» Written exercise
Go through the listing below and list every line with "using".

Recorded data
----------

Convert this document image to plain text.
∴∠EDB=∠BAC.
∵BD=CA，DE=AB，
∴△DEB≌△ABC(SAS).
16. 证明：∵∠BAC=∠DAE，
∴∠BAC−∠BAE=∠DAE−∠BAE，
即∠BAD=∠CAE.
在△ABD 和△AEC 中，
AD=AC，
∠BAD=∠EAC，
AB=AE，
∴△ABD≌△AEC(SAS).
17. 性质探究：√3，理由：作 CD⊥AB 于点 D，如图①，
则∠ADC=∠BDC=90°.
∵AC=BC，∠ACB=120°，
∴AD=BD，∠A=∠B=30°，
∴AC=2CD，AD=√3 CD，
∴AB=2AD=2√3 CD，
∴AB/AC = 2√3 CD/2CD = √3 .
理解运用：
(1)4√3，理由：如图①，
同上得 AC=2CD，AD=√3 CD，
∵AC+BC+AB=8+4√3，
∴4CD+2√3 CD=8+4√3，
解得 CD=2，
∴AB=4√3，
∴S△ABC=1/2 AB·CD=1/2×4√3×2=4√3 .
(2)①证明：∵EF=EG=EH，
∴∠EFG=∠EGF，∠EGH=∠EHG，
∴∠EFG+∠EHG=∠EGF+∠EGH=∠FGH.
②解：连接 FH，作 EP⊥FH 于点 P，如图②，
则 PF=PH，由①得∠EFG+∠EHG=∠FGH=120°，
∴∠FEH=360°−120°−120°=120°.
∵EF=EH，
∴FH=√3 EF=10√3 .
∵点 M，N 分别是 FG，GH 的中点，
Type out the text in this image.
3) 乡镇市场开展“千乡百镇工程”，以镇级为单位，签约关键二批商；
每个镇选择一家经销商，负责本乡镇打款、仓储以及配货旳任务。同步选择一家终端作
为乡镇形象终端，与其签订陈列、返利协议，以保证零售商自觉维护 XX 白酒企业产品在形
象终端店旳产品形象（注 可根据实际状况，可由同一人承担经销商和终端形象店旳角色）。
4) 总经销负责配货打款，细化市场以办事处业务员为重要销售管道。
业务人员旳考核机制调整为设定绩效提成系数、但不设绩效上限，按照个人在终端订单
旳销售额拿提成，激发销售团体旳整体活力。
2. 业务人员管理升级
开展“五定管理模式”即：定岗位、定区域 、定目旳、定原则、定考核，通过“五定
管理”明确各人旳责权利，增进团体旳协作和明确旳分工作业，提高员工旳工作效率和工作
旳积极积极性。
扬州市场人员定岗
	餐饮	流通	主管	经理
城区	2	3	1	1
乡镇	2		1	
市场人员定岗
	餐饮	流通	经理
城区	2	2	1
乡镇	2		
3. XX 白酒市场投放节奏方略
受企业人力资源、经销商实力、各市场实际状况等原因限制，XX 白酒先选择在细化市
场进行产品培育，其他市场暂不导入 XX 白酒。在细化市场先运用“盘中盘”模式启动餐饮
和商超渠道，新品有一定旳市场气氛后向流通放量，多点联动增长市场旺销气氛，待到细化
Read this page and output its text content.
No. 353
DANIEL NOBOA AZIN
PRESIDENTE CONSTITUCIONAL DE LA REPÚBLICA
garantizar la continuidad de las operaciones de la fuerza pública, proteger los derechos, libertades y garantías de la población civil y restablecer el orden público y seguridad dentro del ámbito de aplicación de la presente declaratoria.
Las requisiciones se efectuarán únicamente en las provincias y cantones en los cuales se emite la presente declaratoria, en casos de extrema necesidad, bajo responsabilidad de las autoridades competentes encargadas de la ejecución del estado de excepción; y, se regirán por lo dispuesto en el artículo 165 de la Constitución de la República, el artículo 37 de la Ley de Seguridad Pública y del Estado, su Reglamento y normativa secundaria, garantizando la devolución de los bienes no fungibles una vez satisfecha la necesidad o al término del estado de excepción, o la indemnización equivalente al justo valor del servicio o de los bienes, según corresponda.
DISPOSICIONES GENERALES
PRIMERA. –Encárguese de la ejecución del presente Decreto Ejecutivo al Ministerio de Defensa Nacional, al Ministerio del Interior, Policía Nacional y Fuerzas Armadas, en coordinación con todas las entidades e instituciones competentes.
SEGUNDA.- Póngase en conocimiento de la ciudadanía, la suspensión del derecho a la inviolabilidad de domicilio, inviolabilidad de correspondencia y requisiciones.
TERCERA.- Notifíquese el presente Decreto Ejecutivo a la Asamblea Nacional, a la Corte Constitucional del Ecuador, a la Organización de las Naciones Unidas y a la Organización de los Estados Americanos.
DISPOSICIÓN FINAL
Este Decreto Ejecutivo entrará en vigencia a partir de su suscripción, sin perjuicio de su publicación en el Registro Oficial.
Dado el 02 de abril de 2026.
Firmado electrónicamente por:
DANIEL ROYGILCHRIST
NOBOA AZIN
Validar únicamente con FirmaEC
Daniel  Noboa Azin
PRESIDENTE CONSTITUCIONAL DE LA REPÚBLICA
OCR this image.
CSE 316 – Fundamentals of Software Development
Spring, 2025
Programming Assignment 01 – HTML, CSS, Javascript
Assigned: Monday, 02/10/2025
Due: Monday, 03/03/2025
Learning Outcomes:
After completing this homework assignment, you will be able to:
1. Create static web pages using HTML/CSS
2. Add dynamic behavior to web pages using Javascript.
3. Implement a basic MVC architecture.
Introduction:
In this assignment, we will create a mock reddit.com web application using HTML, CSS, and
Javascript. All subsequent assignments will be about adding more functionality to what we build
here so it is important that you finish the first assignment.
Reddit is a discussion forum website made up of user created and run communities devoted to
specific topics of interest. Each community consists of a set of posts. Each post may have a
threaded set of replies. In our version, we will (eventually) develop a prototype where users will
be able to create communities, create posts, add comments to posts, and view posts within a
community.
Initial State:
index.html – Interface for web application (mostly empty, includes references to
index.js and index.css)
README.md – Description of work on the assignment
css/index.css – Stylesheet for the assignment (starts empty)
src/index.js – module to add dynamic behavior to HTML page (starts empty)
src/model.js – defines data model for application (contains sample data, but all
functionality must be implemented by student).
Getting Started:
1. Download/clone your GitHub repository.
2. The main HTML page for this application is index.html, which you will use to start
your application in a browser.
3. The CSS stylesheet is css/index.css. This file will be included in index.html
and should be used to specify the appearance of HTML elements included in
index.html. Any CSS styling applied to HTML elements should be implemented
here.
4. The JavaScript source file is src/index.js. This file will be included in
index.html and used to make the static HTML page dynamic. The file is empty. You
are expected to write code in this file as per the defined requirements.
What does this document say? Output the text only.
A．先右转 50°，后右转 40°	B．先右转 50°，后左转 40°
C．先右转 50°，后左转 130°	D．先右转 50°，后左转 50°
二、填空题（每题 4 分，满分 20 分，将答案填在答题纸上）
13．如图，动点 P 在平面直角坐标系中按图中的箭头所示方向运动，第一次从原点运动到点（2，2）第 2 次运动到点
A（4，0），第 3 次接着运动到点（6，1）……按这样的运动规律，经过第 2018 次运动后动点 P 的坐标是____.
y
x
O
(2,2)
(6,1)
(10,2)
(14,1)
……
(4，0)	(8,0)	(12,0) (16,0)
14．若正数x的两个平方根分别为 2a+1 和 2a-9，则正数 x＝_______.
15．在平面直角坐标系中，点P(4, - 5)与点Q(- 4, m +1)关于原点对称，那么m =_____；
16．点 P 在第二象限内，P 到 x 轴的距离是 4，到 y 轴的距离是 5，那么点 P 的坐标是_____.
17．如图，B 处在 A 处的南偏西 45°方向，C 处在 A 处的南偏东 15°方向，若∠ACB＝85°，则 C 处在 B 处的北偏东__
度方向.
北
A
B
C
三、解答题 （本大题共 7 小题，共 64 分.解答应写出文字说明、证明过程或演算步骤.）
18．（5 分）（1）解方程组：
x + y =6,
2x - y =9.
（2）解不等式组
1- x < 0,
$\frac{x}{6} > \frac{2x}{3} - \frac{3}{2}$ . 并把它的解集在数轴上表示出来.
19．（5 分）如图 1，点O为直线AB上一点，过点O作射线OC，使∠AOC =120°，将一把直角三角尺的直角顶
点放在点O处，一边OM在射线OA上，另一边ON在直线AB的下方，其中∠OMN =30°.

----------

» Final answer
1. Create static web pages using HTML/CSS
2. Add dynamic behavior to web pages using Javascript.
In this assignment, we will create a mock reddit.com web application using HTML, CSS, and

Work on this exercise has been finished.